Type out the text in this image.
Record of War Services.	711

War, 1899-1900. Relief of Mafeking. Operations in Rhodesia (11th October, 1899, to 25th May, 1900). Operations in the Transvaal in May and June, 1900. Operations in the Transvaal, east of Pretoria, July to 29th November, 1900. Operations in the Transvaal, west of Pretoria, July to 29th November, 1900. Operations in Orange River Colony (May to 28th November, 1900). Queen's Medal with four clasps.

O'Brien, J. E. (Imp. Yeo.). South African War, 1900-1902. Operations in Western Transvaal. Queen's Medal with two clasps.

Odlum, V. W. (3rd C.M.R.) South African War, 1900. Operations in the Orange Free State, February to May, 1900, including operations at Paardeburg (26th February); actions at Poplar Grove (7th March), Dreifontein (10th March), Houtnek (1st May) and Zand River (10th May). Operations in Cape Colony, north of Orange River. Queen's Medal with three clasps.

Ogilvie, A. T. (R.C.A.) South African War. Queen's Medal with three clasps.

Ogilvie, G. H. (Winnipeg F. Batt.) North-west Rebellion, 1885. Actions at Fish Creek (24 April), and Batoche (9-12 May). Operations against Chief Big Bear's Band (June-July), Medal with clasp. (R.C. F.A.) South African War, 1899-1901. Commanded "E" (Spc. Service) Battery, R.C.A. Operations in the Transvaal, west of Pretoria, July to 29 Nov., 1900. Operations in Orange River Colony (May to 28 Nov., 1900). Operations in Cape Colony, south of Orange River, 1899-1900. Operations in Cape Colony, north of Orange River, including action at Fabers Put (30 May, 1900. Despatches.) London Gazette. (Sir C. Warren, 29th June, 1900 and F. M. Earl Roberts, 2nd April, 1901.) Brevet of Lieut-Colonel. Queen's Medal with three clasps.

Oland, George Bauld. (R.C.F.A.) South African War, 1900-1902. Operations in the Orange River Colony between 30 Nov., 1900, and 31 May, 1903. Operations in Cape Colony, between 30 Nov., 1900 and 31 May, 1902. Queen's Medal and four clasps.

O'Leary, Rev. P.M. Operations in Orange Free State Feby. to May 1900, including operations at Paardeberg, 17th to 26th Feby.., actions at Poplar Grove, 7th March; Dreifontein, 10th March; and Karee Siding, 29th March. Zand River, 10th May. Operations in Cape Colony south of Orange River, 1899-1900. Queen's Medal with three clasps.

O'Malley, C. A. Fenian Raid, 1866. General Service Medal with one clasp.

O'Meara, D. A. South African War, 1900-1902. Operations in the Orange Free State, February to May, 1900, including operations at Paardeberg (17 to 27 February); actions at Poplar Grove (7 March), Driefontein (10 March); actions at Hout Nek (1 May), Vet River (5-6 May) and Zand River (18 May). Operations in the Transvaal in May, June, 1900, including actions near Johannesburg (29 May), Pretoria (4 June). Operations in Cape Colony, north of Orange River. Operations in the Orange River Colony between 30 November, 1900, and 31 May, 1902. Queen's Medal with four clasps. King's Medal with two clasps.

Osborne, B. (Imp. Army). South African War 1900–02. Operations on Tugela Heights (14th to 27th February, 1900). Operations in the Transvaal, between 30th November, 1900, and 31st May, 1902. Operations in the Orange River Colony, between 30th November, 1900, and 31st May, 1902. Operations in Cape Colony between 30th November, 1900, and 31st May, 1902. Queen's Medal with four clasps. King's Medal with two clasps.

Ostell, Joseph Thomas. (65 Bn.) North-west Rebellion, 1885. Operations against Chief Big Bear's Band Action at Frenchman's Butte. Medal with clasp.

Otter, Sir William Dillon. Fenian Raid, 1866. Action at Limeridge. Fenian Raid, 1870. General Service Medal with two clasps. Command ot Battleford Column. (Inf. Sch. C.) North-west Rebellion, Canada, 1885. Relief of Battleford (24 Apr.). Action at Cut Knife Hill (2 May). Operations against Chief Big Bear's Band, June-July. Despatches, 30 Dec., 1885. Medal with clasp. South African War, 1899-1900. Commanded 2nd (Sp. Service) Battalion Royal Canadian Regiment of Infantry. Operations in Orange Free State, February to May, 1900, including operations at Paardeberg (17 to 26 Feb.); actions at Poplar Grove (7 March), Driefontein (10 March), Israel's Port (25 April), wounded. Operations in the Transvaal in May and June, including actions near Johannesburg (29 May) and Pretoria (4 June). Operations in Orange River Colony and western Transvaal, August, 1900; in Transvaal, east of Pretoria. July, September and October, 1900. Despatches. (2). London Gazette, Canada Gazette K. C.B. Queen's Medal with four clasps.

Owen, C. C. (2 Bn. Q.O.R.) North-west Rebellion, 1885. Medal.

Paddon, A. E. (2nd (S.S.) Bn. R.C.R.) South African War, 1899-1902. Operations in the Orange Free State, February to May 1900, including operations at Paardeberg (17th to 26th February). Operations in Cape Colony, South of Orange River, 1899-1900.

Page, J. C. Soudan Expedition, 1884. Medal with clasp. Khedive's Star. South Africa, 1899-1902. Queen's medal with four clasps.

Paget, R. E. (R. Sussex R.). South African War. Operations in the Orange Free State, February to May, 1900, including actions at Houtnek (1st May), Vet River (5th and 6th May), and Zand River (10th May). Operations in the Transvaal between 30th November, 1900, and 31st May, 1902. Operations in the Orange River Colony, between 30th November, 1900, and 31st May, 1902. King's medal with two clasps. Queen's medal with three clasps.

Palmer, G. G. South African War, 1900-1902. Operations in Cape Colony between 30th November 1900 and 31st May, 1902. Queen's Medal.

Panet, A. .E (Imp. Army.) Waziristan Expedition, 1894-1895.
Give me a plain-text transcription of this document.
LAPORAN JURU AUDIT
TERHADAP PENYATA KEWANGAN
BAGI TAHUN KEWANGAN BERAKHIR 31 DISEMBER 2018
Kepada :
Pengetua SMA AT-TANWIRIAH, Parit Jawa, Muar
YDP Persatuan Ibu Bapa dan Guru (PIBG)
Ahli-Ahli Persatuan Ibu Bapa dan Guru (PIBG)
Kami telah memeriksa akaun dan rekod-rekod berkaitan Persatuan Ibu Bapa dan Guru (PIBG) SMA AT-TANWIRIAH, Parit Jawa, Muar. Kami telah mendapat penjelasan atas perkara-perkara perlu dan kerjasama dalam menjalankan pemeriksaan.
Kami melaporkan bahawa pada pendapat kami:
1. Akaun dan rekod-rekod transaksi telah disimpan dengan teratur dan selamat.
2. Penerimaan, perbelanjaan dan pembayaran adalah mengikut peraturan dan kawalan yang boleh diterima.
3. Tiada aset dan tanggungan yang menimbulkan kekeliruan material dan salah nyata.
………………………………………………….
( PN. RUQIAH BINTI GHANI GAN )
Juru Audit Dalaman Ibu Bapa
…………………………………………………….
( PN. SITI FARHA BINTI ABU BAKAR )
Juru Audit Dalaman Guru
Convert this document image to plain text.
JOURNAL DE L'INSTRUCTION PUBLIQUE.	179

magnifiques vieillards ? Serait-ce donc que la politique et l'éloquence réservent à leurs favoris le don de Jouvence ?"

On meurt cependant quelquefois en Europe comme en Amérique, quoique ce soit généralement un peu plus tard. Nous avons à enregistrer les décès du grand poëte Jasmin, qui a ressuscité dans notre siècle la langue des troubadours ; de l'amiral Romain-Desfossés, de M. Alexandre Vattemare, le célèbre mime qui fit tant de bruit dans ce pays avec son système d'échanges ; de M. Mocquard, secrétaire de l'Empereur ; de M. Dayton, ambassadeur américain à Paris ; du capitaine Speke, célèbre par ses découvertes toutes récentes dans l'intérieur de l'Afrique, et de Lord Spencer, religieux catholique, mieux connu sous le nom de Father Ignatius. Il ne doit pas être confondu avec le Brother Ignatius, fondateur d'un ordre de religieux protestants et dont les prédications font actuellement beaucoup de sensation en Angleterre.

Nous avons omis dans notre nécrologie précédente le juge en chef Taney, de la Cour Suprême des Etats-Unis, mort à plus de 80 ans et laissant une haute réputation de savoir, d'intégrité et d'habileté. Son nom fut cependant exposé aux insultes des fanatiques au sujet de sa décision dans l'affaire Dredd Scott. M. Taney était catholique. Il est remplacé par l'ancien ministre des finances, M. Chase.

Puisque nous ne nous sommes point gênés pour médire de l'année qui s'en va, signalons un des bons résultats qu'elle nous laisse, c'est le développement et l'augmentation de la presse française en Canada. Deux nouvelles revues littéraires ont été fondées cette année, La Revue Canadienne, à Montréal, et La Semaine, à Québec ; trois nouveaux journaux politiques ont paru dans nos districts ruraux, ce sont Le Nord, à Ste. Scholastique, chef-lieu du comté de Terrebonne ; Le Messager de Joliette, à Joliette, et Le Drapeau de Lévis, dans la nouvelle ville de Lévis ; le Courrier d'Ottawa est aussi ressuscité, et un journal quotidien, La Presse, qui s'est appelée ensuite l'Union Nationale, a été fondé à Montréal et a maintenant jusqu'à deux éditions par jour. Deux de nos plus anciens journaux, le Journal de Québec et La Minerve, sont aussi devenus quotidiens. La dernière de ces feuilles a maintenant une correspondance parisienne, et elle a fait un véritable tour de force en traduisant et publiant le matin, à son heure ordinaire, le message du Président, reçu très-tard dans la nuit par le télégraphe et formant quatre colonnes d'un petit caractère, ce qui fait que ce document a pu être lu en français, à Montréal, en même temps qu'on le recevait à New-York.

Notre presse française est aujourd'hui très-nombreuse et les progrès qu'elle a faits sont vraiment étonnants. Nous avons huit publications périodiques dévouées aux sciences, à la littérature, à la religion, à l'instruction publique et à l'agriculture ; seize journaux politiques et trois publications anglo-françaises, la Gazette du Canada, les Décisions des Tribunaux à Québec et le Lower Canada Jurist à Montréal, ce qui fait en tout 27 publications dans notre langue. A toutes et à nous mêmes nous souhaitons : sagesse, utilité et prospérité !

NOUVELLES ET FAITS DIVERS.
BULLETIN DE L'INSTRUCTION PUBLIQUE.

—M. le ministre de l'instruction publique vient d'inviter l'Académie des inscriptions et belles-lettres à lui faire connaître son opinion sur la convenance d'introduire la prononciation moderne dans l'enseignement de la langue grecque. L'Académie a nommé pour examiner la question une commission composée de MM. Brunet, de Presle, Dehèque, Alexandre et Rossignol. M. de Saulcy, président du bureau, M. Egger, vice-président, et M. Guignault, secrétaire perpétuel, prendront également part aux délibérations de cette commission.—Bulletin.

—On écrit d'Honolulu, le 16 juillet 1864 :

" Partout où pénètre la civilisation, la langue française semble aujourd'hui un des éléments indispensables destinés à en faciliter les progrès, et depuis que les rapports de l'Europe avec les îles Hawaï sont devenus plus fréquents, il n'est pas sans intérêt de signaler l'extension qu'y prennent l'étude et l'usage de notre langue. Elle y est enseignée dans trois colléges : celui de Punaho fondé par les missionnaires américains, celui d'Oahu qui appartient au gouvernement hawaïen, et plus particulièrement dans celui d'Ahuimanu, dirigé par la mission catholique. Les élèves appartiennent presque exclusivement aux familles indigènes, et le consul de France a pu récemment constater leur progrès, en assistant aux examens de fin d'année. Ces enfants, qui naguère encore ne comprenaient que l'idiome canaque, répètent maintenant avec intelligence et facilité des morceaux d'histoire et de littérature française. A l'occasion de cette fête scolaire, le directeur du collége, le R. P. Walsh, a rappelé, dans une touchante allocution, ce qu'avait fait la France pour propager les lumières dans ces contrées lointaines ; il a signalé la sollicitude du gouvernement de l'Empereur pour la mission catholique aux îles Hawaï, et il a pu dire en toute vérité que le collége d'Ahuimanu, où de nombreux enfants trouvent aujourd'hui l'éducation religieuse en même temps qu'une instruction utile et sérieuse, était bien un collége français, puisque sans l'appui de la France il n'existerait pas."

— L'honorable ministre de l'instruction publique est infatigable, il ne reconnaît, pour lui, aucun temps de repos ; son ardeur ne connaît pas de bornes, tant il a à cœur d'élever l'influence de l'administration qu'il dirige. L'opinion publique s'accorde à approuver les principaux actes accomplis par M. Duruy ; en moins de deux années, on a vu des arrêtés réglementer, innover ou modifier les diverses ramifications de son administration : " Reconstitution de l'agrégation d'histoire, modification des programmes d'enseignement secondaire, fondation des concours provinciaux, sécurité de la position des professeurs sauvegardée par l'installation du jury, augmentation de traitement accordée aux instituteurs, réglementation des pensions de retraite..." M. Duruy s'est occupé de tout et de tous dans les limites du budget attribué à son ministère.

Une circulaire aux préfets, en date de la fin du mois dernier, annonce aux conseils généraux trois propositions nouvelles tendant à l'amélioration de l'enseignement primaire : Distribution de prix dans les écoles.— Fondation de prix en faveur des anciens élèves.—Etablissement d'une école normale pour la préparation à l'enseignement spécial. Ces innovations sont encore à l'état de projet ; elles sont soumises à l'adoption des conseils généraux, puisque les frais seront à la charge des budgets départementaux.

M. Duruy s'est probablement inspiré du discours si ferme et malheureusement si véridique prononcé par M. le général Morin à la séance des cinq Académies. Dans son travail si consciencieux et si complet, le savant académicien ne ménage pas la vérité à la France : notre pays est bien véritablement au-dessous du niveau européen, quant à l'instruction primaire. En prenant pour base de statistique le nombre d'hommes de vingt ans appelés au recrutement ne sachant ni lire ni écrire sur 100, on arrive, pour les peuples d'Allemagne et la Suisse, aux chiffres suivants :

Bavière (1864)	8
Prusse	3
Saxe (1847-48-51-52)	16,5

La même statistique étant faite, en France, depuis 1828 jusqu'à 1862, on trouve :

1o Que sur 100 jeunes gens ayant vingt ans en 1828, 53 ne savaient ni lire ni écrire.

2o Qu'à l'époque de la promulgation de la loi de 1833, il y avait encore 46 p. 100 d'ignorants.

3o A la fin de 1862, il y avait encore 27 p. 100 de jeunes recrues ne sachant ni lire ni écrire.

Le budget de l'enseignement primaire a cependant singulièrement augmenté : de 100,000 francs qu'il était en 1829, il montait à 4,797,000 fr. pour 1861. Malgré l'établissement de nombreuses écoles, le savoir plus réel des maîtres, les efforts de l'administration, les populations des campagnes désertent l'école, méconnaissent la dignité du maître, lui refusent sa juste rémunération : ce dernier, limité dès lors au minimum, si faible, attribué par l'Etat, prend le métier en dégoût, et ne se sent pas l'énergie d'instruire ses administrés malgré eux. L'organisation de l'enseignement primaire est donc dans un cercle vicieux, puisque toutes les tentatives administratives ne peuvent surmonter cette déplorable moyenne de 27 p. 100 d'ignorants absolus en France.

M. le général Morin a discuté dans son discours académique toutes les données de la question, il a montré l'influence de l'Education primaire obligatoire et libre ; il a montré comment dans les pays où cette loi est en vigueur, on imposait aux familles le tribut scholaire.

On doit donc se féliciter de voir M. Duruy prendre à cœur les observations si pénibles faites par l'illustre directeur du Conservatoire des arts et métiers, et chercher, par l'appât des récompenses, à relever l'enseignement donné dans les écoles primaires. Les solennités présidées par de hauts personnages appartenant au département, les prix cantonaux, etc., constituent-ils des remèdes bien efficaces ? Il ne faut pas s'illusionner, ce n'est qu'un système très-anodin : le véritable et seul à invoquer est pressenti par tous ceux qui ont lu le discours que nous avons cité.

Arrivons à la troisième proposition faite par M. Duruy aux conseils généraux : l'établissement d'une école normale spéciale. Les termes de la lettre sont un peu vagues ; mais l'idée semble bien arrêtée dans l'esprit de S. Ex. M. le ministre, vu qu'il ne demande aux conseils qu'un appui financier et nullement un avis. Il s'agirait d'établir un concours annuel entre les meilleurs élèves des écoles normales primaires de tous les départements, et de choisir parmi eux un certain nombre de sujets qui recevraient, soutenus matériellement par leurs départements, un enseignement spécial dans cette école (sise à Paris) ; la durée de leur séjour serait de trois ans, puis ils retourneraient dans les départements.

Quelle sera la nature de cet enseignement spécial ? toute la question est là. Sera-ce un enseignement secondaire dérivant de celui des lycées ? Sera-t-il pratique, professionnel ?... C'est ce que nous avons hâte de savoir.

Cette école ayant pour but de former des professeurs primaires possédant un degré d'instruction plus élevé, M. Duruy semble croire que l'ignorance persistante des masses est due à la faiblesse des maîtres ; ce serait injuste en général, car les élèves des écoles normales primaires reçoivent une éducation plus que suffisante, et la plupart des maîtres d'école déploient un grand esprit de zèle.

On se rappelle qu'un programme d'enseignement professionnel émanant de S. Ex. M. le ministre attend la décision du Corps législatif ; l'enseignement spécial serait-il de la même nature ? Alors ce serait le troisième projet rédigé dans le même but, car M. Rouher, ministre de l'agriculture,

····················

Problem to solve ▸
Scan the material above. Return every line containing the string "primaires".

Written response ▸
On doit donc se féliciter de voir M. Duruy prendre à cœur les observations si pénibles faites par l'illustre directeur du Conservatoire des arts et métiers, et chercher, par l'appât des récompenses, à relever l'enseignement donné dans les écoles primaires. Les solennités présidées par de hauts personnages appartenant au département, les prix cantonaux, etc., constituent-ils des remèdes bien efficaces ? Il ne faut pas s'illusionner, ce n'est qu'un système très-anodin : le véritable et seul à invoquer est pressenti par tous ceux qui ont lu le discours que nous avons cité.
Arrivons à la troisième proposition faite par M. Duruy aux conseils généraux : l'établissement d'une école normale spéciale. Les termes de la lettre sont un peu vagues ; mais l'idée semble bien arrêtée dans l'esprit de S. Ex. M. le ministre, vu qu'il ne demande aux conseils qu'un appui financier et nullement un avis. Il s'agirait d'établir un concours annuel entre les meilleurs élèves des écoles normales primaires de tous les départements, et de choisir parmi eux un certain nombre de sujets qui recevraient, soutenus matériellement par leurs départements, un enseignement spécial dans cette école (sise à Paris) ; la durée de leur séjour serait de trois ans, puis ils retourneraient dans les départements.
Cette école ayant pour but de former des professeurs primaires possédant un degré d'instruction plus élevé, M. Duruy semble croire que l'ignorance persistante des masses est due à la faiblesse des maîtres ; ce serait injuste en général, car les élèves des écoles normales primaires reçoivent une éducation plus que suffisante, et la plupart des maîtres d'école déploient un grand esprit de zèle.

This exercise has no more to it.